Stored data
━━━━━━
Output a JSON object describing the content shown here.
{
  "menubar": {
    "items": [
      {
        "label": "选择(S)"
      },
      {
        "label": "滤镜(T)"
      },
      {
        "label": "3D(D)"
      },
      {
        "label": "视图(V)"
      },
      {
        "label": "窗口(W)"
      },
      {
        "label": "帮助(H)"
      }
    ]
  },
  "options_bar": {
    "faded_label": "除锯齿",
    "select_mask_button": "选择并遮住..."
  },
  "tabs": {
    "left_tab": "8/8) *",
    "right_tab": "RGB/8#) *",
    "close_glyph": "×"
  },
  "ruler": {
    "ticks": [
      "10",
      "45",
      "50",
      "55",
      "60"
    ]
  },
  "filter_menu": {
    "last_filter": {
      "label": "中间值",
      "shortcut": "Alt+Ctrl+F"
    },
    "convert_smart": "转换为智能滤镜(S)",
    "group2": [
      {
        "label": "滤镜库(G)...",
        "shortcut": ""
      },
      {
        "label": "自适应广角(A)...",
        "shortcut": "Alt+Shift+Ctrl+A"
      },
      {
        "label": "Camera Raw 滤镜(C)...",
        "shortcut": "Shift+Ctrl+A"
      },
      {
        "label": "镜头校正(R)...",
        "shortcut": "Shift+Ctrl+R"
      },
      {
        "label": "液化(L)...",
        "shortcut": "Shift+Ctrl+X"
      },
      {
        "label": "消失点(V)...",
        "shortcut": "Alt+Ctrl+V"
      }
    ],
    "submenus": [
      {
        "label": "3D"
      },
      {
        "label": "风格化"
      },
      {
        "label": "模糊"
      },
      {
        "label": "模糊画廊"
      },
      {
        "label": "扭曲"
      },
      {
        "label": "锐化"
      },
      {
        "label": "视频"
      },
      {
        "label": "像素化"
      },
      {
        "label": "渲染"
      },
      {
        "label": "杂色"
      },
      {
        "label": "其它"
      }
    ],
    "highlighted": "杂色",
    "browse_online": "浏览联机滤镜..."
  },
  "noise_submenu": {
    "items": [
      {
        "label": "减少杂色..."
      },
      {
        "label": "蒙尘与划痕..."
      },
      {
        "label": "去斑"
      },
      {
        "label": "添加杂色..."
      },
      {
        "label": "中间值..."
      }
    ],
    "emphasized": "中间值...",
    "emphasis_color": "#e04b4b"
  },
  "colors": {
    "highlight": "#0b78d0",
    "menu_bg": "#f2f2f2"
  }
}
━━━━━━
#### YOUR TASK:
Your task is to transcribe the material exactly.

#### RESULT:
Output a JSON object describing the content shown here.
{
  "menubar": {
    "items": [
      {
        "label": "选择(S)"
      },
      {
        "label": "滤镜(T)"
      },
      {
        "label": "3D(D)"
      },
      {
        "label": "视图(V)"
      },
      {
        "label": "窗口(W)"
      },
      {
        "label": "帮助(H)"
      }
    ]
  },
  "options_bar": {
    "faded_label": "除锯齿",
    "select_mask_button": "选择并遮住..."
  },
  "tabs": {
    "left_tab": "8/8) *",
    "right_tab": "RGB/8#) *",
    "close_glyph": "×"
  },
  "ruler": {
    "ticks": [
      "10",
      "45",
      "50",
      "55",
      "60"
    ]
  },
  "filter_menu": {
    "last_filter": {
      "label": "中间值",
      "shortcut": "Alt+Ctrl+F"
    },
    "convert_smart": "转换为智能滤镜(S)",
    "group2": [
      {
        "label": "滤镜库(G)...",
        "shortcut": ""
      },
      {
        "label": "自适应广角(A)...",
        "shortcut": "Alt+Shift+Ctrl+A"
      },
      {
        "label": "Camera Raw 滤镜(C)...",
        "shortcut": "Shift+Ctrl+A"
      },
      {
        "label": "镜头校正(R)...",
        "shortcut": "Shift+Ctrl+R"
      },
      {
        "label": "液化(L)...",
        "shortcut": "Shift+Ctrl+X"
      },
      {
        "label": "消失点(V)...",
        "shortcut": "Alt+Ctrl+V"
      }
    ],
    "submenus": [
      {
        "label": "3D"
      },
      {
        "label": "风格化"
      },
      {
        "label": "模糊"
      },
      {
        "label": "模糊画廊"
      },
      {
        "label": "扭曲"
      },
      {
        "label": "锐化"
      },
      {
        "label": "视频"
      },
      {
        "label": "像素化"
      },
      {
        "label": "渲染"
      },
      {
        "label": "杂色"
      },
      {
        "label": "其它"
      }
    ],
    "highlighted": "杂色",
    "browse_online": "浏览联机滤镜..."
  },
  "noise_submenu": {
    "items": [
      {
        "label": "减少杂色..."
      },
      {
        "label": "蒙尘与划痕..."
      },
      {
        "label": "去斑"
      },
      {
        "label": "添加杂色..."
      },
      {
        "label": "中间值..."
      }
    ],
    "emphasized": "中间值...",
    "emphasis_color": "#e04b4b"
  },
  "colors": {
    "highlight": "#0b78d0",
    "menu_bg": "#f2f2f2"
  }
}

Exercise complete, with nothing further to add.